Finally, to determine if MARKER-HF was superior to other predictors of risk we compared its performance to NT-proBNP, a well-validated HF biomarker, and to other risk scores used to predict mortality. While MARKER-HF scores tracked reasonably well with levels of NT-proBNP, it proved a much more reliable predictor of mortality than did the biomarker which had an AUC of 0.69 as shown in Fig. 2, Panel C. Initially, NT-proBNP was excluded as a covariate during the derivation of MARKER-HF due to its low availability (~50%). When it was added to the other eight variables in the MARKER-HF score, predictive accuracy was not significantly improved. MARKER-HF also proved to be superior to either the Intermountain Risk Score (IMRS) [7], the Get With the Guidelines-HF (GWTG-HF) score [11], or the Acute Decompensated Heart Failure Registry (ADHERE) risk score [8] in predicting mortality risk in the UCSD, UCSF, and BIOSTAT-CHF populations.

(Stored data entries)
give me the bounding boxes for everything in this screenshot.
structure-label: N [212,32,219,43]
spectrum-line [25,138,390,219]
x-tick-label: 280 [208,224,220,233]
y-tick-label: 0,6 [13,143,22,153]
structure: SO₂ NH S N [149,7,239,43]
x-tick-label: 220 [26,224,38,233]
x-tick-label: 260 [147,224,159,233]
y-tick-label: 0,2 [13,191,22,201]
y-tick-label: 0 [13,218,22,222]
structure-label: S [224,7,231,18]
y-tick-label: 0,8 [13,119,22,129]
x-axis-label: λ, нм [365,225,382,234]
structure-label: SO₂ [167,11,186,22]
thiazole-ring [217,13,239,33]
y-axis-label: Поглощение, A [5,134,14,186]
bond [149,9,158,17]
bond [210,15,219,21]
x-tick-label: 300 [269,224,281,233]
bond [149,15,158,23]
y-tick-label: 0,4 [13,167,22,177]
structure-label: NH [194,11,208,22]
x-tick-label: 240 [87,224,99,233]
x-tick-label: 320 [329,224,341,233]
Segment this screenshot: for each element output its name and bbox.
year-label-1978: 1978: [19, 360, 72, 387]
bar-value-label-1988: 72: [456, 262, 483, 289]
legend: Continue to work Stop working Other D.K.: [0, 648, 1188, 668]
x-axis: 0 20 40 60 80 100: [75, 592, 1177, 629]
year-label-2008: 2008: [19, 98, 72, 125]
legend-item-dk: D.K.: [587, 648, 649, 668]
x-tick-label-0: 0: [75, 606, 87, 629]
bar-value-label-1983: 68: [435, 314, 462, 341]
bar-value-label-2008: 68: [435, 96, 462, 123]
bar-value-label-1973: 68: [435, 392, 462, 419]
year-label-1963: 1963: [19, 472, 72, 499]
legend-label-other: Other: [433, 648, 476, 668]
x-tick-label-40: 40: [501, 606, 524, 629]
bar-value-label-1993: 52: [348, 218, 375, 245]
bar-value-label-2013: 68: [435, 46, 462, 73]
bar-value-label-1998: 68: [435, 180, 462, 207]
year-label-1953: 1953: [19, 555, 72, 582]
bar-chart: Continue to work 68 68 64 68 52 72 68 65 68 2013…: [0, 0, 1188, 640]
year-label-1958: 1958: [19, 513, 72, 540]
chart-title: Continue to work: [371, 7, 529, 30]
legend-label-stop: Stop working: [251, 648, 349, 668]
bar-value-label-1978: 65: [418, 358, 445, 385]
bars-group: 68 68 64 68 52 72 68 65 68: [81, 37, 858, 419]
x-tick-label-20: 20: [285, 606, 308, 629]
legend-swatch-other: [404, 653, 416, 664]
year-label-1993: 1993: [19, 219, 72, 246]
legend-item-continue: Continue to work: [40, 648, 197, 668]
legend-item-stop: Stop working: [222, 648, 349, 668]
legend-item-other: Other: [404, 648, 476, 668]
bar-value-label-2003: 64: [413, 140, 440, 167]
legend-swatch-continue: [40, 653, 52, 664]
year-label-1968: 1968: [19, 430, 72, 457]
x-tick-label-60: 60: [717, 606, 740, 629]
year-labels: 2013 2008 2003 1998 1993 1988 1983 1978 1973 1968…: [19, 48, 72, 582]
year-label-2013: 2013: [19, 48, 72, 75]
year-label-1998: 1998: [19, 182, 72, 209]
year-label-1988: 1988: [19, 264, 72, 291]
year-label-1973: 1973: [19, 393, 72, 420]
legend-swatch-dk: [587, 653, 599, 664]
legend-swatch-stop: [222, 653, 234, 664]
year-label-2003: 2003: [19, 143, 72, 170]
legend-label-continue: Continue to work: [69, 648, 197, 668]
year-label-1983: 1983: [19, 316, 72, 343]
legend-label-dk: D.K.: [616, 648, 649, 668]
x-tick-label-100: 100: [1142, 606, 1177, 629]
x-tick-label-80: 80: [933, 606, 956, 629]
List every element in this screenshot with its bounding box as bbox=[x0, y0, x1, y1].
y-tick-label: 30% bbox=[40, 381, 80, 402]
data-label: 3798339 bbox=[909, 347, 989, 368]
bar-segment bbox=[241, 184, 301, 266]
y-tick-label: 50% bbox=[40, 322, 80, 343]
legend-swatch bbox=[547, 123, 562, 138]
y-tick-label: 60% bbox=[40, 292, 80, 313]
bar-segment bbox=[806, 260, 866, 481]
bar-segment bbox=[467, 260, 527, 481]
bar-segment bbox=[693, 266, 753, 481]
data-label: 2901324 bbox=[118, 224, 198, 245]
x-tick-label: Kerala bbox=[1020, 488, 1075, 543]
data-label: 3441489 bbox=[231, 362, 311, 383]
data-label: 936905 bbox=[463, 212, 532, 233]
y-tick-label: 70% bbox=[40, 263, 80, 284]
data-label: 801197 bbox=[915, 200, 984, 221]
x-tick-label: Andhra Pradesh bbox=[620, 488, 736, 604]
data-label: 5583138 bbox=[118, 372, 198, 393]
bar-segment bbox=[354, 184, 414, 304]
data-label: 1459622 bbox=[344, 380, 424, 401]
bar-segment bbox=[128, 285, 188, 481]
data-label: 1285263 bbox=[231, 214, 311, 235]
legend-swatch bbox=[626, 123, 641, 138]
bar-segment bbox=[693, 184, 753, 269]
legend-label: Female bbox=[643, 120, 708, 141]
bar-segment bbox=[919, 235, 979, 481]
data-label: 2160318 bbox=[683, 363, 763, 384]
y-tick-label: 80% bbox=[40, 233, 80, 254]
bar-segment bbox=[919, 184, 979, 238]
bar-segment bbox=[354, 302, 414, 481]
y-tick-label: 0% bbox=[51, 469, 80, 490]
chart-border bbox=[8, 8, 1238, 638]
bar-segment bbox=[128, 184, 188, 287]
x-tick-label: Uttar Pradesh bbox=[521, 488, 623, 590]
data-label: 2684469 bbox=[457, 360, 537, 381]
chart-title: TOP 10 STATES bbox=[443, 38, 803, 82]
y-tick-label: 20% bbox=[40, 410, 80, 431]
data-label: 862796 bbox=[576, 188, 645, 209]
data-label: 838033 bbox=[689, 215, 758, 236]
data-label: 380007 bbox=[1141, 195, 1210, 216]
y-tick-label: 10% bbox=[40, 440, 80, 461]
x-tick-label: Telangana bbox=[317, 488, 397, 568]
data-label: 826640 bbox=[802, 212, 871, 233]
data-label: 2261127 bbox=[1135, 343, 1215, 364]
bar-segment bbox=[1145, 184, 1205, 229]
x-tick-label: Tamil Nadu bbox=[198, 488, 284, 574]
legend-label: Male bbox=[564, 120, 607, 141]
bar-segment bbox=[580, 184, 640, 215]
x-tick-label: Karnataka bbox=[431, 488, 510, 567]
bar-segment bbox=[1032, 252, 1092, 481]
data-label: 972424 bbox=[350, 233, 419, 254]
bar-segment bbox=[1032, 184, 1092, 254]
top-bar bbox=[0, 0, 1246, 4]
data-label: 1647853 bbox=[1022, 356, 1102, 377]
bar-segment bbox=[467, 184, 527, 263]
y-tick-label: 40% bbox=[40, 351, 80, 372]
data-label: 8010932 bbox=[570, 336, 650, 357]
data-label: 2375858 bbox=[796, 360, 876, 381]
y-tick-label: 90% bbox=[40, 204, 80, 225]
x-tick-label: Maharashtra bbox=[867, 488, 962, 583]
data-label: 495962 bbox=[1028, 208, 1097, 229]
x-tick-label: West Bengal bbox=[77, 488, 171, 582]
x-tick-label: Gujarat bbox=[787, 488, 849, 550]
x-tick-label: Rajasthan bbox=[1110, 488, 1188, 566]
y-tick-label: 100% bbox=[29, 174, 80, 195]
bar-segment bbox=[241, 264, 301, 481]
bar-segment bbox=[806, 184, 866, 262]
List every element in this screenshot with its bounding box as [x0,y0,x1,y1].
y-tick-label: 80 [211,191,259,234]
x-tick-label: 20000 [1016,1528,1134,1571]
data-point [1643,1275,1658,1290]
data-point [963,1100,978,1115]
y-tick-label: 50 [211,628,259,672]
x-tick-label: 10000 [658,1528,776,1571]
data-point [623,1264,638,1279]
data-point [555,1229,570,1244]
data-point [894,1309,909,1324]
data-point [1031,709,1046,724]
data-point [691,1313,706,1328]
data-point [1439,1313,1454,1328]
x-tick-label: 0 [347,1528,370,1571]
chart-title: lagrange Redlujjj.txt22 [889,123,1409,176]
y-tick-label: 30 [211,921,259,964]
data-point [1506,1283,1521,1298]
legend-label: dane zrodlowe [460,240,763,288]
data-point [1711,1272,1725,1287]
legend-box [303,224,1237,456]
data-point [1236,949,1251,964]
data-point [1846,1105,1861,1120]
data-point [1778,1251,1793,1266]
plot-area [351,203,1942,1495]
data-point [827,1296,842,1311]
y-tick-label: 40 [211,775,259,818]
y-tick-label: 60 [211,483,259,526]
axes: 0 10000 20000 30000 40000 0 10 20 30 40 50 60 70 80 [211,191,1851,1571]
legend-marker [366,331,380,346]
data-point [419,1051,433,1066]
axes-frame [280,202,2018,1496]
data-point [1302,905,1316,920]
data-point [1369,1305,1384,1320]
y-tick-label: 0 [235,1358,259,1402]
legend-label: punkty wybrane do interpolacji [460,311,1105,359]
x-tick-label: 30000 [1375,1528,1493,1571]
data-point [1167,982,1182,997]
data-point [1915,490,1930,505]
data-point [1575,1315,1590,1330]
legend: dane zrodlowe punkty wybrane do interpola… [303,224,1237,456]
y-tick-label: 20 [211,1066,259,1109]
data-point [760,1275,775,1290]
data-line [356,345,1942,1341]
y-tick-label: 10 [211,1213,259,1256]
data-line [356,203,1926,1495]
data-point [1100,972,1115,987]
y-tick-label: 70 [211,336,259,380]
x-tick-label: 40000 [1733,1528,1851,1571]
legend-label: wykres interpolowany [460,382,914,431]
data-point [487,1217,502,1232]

* Check your understanding *
- 1) Answer these about the MARKER-HF text:
(a) What AUC did NT-proBNP have as a predictor of mortality?
(b) Why was NT-proBNP left out as a covariate when MARKER-HF was derived?
(c) In which three populations did MARKER-HF beat the IMRS, GWTG-HF, and ADHERE scores?
- 2) Resume the text on the MARKER-HF risk score, picking up after its last sentence.

* Answers to the tasks *
- 1)
(a) 0.69
(b) Because of its low availability (~50%).
(c) UCSD, UCSF, and BIOSTAT-CHF

- 2)
Future directions
By virtue of their ability to assess large data bases and find unsuspected associations between covariates, ML approaches offer a powerful new approach for risk assessment in patients with HF. The ability to accurately predict risk of future events is critical for providers in making recommendations about the advisability of specific therapies and for patients and their families who must plan for the future. In this review, we have outlined criteria for extracting and managing data that we believe are essential in developing ML based risk scores. In all cases, external validation in independent populations is needed to determine generalizability and comparison with available tools is required in order to know if they are superior to other approaches. For risk scores to be effective, they should require input of a manageable number of variables that are easily accessible and widely collected in routine patient care, so as not to constrain their use.
Finally, although this review has focused on the use of ML to develop hospitalization and mortality risk scores for clinical events in patients with HF, they can be applied to a variety of situations in either this or other populations. There is great need for novel approaches for calculating risk of other adverse events known to occur in patients with HF such as stroke, atrial fibrillation and sudden cardiac death as well as the risk of adverse consequences of specific therapies designed to treat these conditions. Machine learning approaches may also be useful in future clinical trials in HF by helping to determine which patients to enroll.